REQUIREMENTS:
Nothing in the data should change when you return it, but leave the pictures out.

DATA FOR THIS TASK:
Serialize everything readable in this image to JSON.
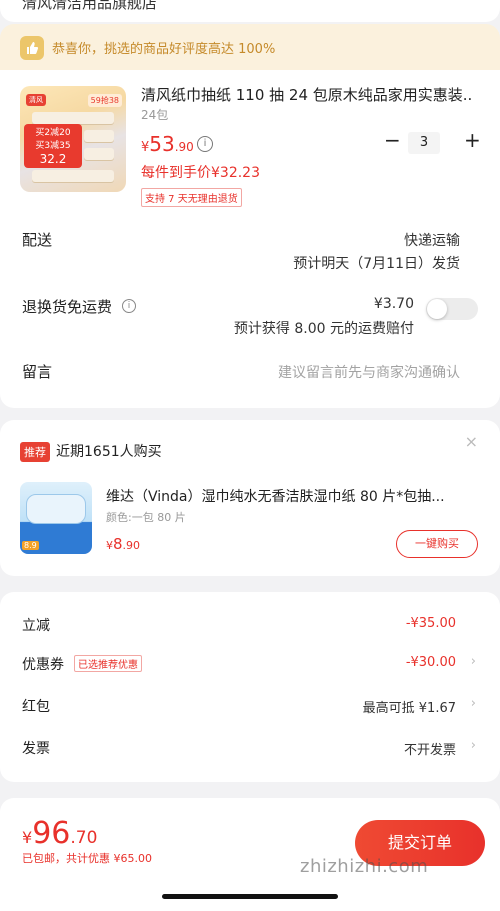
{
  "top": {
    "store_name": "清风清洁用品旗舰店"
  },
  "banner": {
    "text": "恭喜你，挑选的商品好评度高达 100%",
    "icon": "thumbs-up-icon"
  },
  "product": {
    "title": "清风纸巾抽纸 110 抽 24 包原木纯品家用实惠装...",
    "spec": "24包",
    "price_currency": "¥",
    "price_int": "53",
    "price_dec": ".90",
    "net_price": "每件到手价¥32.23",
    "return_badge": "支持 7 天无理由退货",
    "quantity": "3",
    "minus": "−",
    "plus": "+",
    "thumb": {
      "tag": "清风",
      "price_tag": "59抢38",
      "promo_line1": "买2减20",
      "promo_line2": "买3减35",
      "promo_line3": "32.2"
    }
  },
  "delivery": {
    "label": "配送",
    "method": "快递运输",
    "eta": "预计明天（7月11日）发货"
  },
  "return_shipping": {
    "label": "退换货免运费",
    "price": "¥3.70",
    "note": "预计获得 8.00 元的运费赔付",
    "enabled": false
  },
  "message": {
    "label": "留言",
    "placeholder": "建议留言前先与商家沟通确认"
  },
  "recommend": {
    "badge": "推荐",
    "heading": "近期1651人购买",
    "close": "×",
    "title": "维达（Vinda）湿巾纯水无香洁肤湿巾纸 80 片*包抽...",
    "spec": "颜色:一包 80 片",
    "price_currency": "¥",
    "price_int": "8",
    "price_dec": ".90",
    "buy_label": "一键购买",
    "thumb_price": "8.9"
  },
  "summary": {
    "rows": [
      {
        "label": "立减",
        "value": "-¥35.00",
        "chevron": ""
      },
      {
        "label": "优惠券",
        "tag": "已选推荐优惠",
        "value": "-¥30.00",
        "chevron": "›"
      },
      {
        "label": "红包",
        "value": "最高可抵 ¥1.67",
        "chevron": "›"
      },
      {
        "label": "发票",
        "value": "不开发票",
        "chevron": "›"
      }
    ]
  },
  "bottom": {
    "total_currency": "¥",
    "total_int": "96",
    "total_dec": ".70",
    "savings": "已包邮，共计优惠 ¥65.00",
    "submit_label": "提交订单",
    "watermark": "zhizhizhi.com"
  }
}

COMPLETE RESPONSE:
Serialize everything readable in this image to JSON.
{
  "top": {
    "store_name": "清风清洁用品旗舰店"
  },
  "banner": {
    "text": "恭喜你，挑选的商品好评度高达 100%",
    "icon": "thumbs-up-icon"
  },
  "product": {
    "title": "清风纸巾抽纸 110 抽 24 包原木纯品家用实惠装...",
    "spec": "24包",
    "price_currency": "¥",
    "price_int": "53",
    "price_dec": ".90",
    "net_price": "每件到手价¥32.23",
    "return_badge": "支持 7 天无理由退货",
    "quantity": "3",
    "minus": "−",
    "plus": "+",
    "thumb": {
      "tag": "清风",
      "price_tag": "59抢38",
      "promo_line1": "买2减20",
      "promo_line2": "买3减35",
      "promo_line3": "32.2"
    }
  },
  "delivery": {
    "label": "配送",
    "method": "快递运输",
    "eta": "预计明天（7月11日）发货"
  },
  "return_shipping": {
    "label": "退换货免运费",
    "price": "¥3.70",
    "note": "预计获得 8.00 元的运费赔付",
    "enabled": false
  },
  "message": {
    "label": "留言",
    "placeholder": "建议留言前先与商家沟通确认"
  },
  "recommend": {
    "badge": "推荐",
    "heading": "近期1651人购买",
    "close": "×",
    "title": "维达（Vinda）湿巾纯水无香洁肤湿巾纸 80 片*包抽...",
    "spec": "颜色:一包 80 片",
    "price_currency": "¥",
    "price_int": "8",
    "price_dec": ".90",
    "buy_label": "一键购买",
    "thumb_price": "8.9"
  },
  "summary": {
    "rows": [
      {
        "label": "立减",
        "value": "-¥35.00",
        "chevron": ""
      },
      {
        "label": "优惠券",
        "tag": "已选推荐优惠",
        "value": "-¥30.00",
        "chevron": "›"
      },
      {
        "label": "红包",
        "value": "最高可抵 ¥1.67",
        "chevron": "›"
      },
      {
        "label": "发票",
        "value": "不开发票",
        "chevron": "›"
      }
    ]
  },
  "bottom": {
    "total_currency": "¥",
    "total_int": "96",
    "total_dec": ".70",
    "savings": "已包邮，共计优惠 ¥65.00",
    "submit_label": "提交订单",
    "watermark": "zhizhizhi.com"
  }
}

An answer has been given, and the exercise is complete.